In the passage on iodine and steroid treatment for adenoviral conjunctivitis, what are MSI thought to result from?

Supplied text:
════════
Steroid administration can add to patient comfort and symptomatic relief. However, even a short course of relatively low-potency corticosteroids (e. g. fluorometholone 0.1%) will increase the duration of viral shedding and prolong the infection of affected patients; this can potentiate a community outbreak [19]. Kovalyuk et al. [16] report that iodine/dexamethasone treatment promoted faster recovery associated with a decrease in the viral amount (PCR) compared to groups treated with dexamethasone alone or with hydroxypropyl methylcellulose. Pepose et al. [4] conclude that iodine/dexamethasone accelerated clinical resolution and promoted eradication of HAdV virions in patients with conjunctivitis more rapidly than iodine or vehicle alone. One interpretation of this finding is that the combination of iodine/dexamethasone administered from an early stage of acute HAdV conjunctivitis can be effective because the corticosteroid component will serve to limit the acute inflammatory symptoms while the iodine prevents prolonged viral shedding resulted by corticosteroid use.

MSI are thought to be the result of delayed immune response to the viral antigens in the corneal stroma [20].

Assuming that the virus that has propagated in the conjunctival cells is released into tears, and spread to the cornea, resulting in antigen deposition, iodine may counteract the side effects of steroid therapy by reducing the viral load and viral antigen in the corneal surface. In the present study, however, reduction in the viral load in the eyes without MSI was not well demonstrated, because of the limitations of PCR, which cannot discern between live and dead viruses.
════════
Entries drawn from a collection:
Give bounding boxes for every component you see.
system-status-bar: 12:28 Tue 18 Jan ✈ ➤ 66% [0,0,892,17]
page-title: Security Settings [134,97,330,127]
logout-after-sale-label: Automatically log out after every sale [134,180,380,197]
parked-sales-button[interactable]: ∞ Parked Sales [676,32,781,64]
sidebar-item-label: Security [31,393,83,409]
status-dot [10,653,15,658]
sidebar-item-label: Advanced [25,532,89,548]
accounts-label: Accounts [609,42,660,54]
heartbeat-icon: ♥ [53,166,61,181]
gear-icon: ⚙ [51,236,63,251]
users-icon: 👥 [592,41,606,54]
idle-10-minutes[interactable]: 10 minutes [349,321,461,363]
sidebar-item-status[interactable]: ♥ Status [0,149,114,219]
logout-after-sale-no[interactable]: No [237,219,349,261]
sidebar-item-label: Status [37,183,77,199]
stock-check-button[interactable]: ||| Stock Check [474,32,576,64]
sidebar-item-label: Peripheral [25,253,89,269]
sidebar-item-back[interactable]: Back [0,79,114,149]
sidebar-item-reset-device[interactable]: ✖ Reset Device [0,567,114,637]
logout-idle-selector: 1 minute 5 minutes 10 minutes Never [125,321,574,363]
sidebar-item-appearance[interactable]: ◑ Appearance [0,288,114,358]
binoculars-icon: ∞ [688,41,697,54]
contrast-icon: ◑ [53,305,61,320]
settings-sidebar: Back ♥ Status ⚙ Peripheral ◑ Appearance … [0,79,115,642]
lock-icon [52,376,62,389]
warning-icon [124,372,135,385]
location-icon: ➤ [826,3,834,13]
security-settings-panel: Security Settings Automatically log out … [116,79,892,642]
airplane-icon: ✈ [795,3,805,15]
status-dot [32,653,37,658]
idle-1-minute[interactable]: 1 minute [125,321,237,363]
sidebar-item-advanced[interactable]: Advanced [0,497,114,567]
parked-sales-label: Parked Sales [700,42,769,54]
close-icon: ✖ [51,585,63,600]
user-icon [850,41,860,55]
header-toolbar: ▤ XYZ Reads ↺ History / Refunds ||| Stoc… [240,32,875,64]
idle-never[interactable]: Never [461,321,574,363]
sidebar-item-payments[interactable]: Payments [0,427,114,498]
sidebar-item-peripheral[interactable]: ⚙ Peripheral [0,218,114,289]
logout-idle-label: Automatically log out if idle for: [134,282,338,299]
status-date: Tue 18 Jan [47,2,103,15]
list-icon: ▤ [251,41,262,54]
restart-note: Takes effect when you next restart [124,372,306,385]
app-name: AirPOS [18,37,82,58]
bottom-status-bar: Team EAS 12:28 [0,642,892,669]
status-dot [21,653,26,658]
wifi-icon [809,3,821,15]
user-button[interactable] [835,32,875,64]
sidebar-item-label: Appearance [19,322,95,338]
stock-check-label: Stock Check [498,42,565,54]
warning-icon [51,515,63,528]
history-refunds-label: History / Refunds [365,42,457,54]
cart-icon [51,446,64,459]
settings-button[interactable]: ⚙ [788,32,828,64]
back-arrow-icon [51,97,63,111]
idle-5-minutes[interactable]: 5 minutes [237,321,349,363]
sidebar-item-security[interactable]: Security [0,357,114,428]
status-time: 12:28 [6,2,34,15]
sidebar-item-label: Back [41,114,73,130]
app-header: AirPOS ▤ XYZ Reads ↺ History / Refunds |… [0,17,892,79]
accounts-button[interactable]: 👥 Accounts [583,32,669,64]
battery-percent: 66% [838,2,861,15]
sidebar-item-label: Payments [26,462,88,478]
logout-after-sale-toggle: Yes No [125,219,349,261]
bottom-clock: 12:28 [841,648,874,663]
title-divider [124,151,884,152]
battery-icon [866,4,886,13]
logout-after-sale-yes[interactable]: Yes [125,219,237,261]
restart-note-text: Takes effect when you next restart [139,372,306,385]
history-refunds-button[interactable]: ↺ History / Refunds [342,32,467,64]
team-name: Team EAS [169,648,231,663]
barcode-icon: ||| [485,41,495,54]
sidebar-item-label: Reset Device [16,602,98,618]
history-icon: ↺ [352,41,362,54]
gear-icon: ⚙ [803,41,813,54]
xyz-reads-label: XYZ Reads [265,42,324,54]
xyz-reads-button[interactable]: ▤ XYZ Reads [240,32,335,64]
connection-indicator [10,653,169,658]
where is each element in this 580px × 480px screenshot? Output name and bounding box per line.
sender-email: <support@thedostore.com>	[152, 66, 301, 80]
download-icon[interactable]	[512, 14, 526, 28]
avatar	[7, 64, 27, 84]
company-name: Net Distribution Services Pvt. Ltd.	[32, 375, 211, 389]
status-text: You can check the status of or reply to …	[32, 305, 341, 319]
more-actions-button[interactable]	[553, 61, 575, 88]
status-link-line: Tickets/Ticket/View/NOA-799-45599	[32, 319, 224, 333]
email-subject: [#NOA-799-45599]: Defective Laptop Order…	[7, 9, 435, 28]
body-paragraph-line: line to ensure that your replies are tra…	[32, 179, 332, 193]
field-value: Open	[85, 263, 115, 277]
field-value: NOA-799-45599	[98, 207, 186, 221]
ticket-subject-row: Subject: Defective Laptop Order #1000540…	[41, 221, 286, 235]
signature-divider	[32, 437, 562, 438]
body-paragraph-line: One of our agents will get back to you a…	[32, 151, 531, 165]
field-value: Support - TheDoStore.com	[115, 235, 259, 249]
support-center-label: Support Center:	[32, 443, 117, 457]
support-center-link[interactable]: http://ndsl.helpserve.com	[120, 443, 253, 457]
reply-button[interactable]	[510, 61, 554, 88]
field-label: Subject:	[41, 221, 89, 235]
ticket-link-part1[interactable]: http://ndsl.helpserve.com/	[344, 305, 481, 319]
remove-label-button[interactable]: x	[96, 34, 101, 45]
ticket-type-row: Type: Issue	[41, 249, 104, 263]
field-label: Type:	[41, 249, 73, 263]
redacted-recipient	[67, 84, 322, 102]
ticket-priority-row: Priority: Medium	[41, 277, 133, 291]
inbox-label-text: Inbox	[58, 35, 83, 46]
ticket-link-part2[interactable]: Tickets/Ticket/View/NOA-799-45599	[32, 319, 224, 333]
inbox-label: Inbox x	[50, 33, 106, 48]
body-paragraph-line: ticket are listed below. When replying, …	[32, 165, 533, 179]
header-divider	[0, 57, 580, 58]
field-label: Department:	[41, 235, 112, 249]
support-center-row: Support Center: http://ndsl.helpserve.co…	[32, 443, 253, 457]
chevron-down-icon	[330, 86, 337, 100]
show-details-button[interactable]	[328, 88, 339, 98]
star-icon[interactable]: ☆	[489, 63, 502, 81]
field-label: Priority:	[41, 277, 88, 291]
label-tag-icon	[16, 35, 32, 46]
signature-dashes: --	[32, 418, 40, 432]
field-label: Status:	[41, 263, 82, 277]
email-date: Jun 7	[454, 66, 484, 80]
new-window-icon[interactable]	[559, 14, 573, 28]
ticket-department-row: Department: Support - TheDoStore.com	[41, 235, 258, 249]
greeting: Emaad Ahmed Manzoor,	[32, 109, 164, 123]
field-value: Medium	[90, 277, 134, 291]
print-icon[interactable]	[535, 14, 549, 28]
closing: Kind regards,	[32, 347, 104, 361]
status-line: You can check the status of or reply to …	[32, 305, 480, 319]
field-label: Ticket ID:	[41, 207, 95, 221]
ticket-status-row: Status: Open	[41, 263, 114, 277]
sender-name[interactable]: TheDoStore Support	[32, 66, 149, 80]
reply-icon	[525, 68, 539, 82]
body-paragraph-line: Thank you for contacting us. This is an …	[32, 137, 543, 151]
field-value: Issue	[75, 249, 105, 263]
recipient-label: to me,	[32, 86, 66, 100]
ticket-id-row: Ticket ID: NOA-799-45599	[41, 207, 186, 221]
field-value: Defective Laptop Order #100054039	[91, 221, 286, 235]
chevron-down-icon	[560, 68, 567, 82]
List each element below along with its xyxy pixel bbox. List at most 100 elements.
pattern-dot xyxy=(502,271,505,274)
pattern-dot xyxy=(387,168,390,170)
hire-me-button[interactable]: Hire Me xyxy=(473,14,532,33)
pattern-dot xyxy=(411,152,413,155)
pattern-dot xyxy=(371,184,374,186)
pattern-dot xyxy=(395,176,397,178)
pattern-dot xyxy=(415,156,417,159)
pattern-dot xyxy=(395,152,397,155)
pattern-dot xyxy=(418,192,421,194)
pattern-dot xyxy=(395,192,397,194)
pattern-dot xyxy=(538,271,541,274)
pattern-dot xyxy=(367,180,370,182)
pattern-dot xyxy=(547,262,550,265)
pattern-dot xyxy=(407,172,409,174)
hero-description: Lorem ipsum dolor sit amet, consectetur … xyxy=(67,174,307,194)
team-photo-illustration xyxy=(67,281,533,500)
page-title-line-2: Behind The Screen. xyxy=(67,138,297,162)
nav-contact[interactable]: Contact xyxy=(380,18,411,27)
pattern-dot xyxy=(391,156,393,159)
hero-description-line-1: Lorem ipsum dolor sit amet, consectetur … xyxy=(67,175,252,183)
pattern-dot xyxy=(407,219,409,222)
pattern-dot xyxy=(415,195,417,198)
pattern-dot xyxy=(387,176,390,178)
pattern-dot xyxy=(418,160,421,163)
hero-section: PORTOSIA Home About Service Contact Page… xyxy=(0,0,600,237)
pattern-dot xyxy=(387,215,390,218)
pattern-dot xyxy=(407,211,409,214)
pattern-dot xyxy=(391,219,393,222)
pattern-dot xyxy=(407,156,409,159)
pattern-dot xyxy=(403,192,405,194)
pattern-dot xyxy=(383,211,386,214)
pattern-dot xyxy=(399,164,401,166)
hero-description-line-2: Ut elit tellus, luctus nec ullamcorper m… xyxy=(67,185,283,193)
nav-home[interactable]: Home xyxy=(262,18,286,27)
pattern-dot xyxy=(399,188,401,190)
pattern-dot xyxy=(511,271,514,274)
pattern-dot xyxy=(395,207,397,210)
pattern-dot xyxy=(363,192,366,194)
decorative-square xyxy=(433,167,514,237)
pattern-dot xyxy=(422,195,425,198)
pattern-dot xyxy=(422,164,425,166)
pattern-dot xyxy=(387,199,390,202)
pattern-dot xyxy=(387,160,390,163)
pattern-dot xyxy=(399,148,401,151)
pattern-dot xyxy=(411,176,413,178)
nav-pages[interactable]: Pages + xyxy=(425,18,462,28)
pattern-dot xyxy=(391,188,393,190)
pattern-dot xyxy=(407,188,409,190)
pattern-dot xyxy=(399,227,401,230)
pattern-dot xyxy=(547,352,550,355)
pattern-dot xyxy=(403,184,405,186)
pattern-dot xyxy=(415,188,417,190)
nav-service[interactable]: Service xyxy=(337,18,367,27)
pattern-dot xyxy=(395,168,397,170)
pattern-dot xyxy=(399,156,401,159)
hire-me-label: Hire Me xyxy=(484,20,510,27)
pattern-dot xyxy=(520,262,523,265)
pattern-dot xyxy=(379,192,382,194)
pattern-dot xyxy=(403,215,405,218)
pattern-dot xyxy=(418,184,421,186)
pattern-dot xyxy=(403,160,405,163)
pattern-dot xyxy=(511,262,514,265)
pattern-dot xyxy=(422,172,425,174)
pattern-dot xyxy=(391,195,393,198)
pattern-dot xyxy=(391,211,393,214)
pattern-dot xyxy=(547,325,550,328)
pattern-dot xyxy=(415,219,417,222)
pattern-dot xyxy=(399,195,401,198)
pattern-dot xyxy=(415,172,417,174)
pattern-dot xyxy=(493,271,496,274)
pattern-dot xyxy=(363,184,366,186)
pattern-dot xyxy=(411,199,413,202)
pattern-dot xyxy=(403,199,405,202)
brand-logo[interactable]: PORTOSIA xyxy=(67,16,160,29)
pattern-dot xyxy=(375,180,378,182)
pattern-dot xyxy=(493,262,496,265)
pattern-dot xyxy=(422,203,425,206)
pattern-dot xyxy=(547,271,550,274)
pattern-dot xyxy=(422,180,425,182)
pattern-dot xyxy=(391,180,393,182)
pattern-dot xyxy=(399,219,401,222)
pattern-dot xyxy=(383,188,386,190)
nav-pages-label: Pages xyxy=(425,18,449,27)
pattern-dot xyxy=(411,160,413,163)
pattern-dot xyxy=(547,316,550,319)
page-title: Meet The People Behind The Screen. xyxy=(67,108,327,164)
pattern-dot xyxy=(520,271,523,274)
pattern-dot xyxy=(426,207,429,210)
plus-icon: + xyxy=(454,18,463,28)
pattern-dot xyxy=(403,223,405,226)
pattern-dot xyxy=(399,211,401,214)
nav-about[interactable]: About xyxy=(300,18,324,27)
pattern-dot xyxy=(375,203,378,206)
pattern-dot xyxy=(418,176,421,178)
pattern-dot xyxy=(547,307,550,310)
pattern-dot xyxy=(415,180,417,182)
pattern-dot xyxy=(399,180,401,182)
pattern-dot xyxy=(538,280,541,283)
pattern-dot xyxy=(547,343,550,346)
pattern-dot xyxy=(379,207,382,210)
════════
Expected answer:
MSI are thought to result from a delayed immune response to the viral antigens in the corneal stroma.